§ TASK INSTRUCTIONS: Repeat each record below exactly as given.

§ DATA ENTRIES:
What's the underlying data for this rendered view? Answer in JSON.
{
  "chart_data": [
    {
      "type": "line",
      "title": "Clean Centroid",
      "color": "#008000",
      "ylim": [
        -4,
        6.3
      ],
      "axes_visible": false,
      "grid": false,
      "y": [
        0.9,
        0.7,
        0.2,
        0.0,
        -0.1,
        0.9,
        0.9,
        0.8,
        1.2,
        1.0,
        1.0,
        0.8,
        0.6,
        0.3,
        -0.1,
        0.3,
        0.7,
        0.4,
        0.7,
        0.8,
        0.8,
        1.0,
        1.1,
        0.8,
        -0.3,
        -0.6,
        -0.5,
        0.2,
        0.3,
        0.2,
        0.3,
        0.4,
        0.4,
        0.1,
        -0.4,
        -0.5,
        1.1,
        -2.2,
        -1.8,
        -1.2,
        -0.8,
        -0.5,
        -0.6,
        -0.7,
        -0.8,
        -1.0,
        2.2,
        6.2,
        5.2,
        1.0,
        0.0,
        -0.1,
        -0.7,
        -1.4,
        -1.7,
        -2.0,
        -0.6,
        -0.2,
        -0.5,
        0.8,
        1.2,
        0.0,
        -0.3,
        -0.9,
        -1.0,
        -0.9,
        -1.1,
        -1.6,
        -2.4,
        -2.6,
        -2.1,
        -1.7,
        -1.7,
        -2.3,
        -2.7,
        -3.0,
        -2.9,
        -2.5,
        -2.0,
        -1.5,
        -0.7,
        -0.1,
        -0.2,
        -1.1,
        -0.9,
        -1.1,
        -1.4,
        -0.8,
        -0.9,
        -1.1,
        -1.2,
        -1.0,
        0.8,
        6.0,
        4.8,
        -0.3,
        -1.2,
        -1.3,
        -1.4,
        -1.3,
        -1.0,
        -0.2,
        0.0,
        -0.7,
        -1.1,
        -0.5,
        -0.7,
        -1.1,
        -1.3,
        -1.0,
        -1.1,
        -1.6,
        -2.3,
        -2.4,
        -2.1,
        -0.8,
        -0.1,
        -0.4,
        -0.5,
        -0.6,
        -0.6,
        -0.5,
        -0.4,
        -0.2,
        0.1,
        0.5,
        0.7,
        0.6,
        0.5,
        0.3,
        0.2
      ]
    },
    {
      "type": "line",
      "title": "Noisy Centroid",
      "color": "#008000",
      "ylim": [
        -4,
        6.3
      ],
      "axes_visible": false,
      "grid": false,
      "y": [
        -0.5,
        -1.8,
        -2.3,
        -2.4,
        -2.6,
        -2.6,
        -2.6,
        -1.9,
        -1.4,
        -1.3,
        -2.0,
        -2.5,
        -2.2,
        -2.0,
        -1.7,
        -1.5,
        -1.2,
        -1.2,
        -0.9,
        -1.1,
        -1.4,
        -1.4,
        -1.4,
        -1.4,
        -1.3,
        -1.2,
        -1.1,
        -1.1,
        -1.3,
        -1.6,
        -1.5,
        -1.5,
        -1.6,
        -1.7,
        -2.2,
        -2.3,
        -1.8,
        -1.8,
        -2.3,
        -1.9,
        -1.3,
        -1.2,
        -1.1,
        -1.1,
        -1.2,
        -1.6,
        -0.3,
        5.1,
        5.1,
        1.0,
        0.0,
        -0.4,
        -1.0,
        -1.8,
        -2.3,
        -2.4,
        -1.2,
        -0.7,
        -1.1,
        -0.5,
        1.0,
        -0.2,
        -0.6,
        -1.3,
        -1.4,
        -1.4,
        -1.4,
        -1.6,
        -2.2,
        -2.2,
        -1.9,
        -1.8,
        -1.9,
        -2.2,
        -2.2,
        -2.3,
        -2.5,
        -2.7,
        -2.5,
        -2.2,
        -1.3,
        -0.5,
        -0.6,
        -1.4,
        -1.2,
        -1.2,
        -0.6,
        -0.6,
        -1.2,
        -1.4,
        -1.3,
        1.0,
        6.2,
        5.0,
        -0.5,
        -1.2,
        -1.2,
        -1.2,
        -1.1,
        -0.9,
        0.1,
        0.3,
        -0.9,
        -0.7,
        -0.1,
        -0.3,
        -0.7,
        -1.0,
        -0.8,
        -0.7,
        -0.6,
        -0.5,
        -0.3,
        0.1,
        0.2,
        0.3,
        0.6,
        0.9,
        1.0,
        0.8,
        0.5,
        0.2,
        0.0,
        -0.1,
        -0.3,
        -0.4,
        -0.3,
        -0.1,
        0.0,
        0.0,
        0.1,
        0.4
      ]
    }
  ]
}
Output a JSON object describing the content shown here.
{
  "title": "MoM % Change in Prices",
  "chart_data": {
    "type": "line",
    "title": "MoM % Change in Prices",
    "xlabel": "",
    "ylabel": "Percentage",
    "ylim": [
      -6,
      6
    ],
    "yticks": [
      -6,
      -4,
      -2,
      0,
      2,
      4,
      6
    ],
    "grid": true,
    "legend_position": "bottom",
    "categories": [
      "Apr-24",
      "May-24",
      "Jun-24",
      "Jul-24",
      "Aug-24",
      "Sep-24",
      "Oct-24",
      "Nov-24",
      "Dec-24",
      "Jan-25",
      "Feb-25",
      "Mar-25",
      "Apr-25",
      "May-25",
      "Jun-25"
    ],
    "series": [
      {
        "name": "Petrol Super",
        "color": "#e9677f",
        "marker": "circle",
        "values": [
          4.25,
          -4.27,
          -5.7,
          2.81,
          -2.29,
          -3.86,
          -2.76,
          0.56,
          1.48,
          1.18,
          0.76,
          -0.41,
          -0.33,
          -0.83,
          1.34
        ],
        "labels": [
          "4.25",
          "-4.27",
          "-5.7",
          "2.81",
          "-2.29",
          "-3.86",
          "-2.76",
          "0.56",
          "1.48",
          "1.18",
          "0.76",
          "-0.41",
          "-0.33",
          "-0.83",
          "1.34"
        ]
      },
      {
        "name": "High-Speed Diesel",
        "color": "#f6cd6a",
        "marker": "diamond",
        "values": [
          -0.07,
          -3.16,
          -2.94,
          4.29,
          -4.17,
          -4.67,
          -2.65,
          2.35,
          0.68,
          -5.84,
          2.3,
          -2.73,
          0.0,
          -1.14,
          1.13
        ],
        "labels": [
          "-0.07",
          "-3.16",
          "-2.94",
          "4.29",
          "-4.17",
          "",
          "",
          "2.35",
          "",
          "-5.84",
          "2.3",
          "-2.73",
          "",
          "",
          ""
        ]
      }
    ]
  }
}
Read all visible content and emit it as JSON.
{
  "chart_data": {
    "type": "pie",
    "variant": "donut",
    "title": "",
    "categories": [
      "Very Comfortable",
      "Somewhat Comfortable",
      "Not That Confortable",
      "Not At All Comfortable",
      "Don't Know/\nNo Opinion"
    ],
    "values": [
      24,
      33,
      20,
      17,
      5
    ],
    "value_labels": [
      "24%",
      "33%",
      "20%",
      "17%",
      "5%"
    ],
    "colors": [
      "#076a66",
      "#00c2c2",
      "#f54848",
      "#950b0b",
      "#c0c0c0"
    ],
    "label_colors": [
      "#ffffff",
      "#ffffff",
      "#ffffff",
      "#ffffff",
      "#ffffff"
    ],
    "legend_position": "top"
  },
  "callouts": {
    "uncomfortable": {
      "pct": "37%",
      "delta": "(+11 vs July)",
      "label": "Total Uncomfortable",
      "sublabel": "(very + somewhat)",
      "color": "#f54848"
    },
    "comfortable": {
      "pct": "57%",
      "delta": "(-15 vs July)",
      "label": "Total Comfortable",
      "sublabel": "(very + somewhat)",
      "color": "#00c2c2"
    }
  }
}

§ RESULT OF THE TASK:
What's the underlying data for this rendered view? Answer in JSON.
{
  "chart_data": [
    {
      "type": "line",
      "title": "Clean Centroid",
      "color": "#008000",
      "ylim": [
        -4,
        6.3
      ],
      "axes_visible": false,
      "grid": false,
      "y": [
        0.9,
        0.7,
        0.2,
        0.0,
        -0.1,
        0.9,
        0.9,
        0.8,
        1.2,
        1.0,
        1.0,
        0.8,
        0.6,
        0.3,
        -0.1,
        0.3,
        0.7,
        0.4,
        0.7,
        0.8,
        0.8,
        1.0,
        1.1,
        0.8,
        -0.3,
        -0.6,
        -0.5,
        0.2,
        0.3,
        0.2,
        0.3,
        0.4,
        0.4,
        0.1,
        -0.4,
        -0.5,
        1.1,
        -2.2,
        -1.8,
        -1.2,
        -0.8,
        -0.5,
        -0.6,
        -0.7,
        -0.8,
        -1.0,
        2.2,
        6.2,
        5.2,
        1.0,
        0.0,
        -0.1,
        -0.7,
        -1.4,
        -1.7,
        -2.0,
        -0.6,
        -0.2,
        -0.5,
        0.8,
        1.2,
        0.0,
        -0.3,
        -0.9,
        -1.0,
        -0.9,
        -1.1,
        -1.6,
        -2.4,
        -2.6,
        -2.1,
        -1.7,
        -1.7,
        -2.3,
        -2.7,
        -3.0,
        -2.9,
        -2.5,
        -2.0,
        -1.5,
        -0.7,
        -0.1,
        -0.2,
        -1.1,
        -0.9,
        -1.1,
        -1.4,
        -0.8,
        -0.9,
        -1.1,
        -1.2,
        -1.0,
        0.8,
        6.0,
        4.8,
        -0.3,
        -1.2,
        -1.3,
        -1.4,
        -1.3,
        -1.0,
        -0.2,
        0.0,
        -0.7,
        -1.1,
        -0.5,
        -0.7,
        -1.1,
        -1.3,
        -1.0,
        -1.1,
        -1.6,
        -2.3,
        -2.4,
        -2.1,
        -0.8,
        -0.1,
        -0.4,
        -0.5,
        -0.6,
        -0.6,
        -0.5,
        -0.4,
        -0.2,
        0.1,
        0.5,
        0.7,
        0.6,
        0.5,
        0.3,
        0.2
      ]
    },
    {
      "type": "line",
      "title": "Noisy Centroid",
      "color": "#008000",
      "ylim": [
        -4,
        6.3
      ],
      "axes_visible": false,
      "grid": false,
      "y": [
        -0.5,
        -1.8,
        -2.3,
        -2.4,
        -2.6,
        -2.6,
        -2.6,
        -1.9,
        -1.4,
        -1.3,
        -2.0,
        -2.5,
        -2.2,
        -2.0,
        -1.7,
        -1.5,
        -1.2,
        -1.2,
        -0.9,
        -1.1,
        -1.4,
        -1.4,
        -1.4,
        -1.4,
        -1.3,
        -1.2,
        -1.1,
        -1.1,
        -1.3,
        -1.6,
        -1.5,
        -1.5,
        -1.6,
        -1.7,
        -2.2,
        -2.3,
        -1.8,
        -1.8,
        -2.3,
        -1.9,
        -1.3,
        -1.2,
        -1.1,
        -1.1,
        -1.2,
        -1.6,
        -0.3,
        5.1,
        5.1,
        1.0,
        0.0,
        -0.4,
        -1.0,
        -1.8,
        -2.3,
        -2.4,
        -1.2,
        -0.7,
        -1.1,
        -0.5,
        1.0,
        -0.2,
        -0.6,
        -1.3,
        -1.4,
        -1.4,
        -1.4,
        -1.6,
        -2.2,
        -2.2,
        -1.9,
        -1.8,
        -1.9,
        -2.2,
        -2.2,
        -2.3,
        -2.5,
        -2.7,
        -2.5,
        -2.2,
        -1.3,
        -0.5,
        -0.6,
        -1.4,
        -1.2,
        -1.2,
        -0.6,
        -0.6,
        -1.2,
        -1.4,
        -1.3,
        1.0,
        6.2,
        5.0,
        -0.5,
        -1.2,
        -1.2,
        -1.2,
        -1.1,
        -0.9,
        0.1,
        0.3,
        -0.9,
        -0.7,
        -0.1,
        -0.3,
        -0.7,
        -1.0,
        -0.8,
        -0.7,
        -0.6,
        -0.5,
        -0.3,
        0.1,
        0.2,
        0.3,
        0.6,
        0.9,
        1.0,
        0.8,
        0.5,
        0.2,
        0.0,
        -0.1,
        -0.3,
        -0.4,
        -0.3,
        -0.1,
        0.0,
        0.0,
        0.1,
        0.4
      ]
    }
  ]
}
Output a JSON object describing the content shown here.
{
  "title": "MoM % Change in Prices",
  "chart_data": {
    "type": "line",
    "title": "MoM % Change in Prices",
    "xlabel": "",
    "ylabel": "Percentage",
    "ylim": [
      -6,
      6
    ],
    "yticks": [
      -6,
      -4,
      -2,
      0,
      2,
      4,
      6
    ],
    "grid": true,
    "legend_position": "bottom",
    "categories": [
      "Apr-24",
      "May-24",
      "Jun-24",
      "Jul-24",
      "Aug-24",
      "Sep-24",
      "Oct-24",
      "Nov-24",
      "Dec-24",
      "Jan-25",
      "Feb-25",
      "Mar-25",
      "Apr-25",
      "May-25",
      "Jun-25"
    ],
    "series": [
      {
        "name": "Petrol Super",
        "color": "#e9677f",
        "marker": "circle",
        "values": [
          4.25,
          -4.27,
          -5.7,
          2.81,
          -2.29,
          -3.86,
          -2.76,
          0.56,
          1.48,
          1.18,
          0.76,
          -0.41,
          -0.33,
          -0.83,
          1.34
        ],
        "labels": [
          "4.25",
          "-4.27",
          "-5.7",
          "2.81",
          "-2.29",
          "-3.86",
          "-2.76",
          "0.56",
          "1.48",
          "1.18",
          "0.76",
          "-0.41",
          "-0.33",
          "-0.83",
          "1.34"
        ]
      },
      {
        "name": "High-Speed Diesel",
        "color": "#f6cd6a",
        "marker": "diamond",
        "values": [
          -0.07,
          -3.16,
          -2.94,
          4.29,
          -4.17,
          -4.67,
          -2.65,
          2.35,
          0.68,
          -5.84,
          2.3,
          -2.73,
          0.0,
          -1.14,
          1.13
        ],
        "labels": [
          "-0.07",
          "-3.16",
          "-2.94",
          "4.29",
          "-4.17",
          "",
          "",
          "2.35",
          "",
          "-5.84",
          "2.3",
          "-2.73",
          "",
          "",
          ""
        ]
      }
    ]
  }
}
Read all visible content and emit it as JSON.
{
  "chart_data": {
    "type": "pie",
    "variant": "donut",
    "title": "",
    "categories": [
      "Very Comfortable",
      "Somewhat Comfortable",
      "Not That Confortable",
      "Not At All Comfortable",
      "Don't Know/\nNo Opinion"
    ],
    "values": [
      24,
      33,
      20,
      17,
      5
    ],
    "value_labels": [
      "24%",
      "33%",
      "20%",
      "17%",
      "5%"
    ],
    "colors": [
      "#076a66",
      "#00c2c2",
      "#f54848",
      "#950b0b",
      "#c0c0c0"
    ],
    "label_colors": [
      "#ffffff",
      "#ffffff",
      "#ffffff",
      "#ffffff",
      "#ffffff"
    ],
    "legend_position": "top"
  },
  "callouts": {
    "uncomfortable": {
      "pct": "37%",
      "delta": "(+11 vs July)",
      "label": "Total Uncomfortable",
      "sublabel": "(very + somewhat)",
      "color": "#f54848"
    },
    "comfortable": {
      "pct": "57%",
      "delta": "(-15 vs July)",
      "label": "Total Comfortable",
      "sublabel": "(very + somewhat)",
      "color": "#00c2c2"
    }
  }
}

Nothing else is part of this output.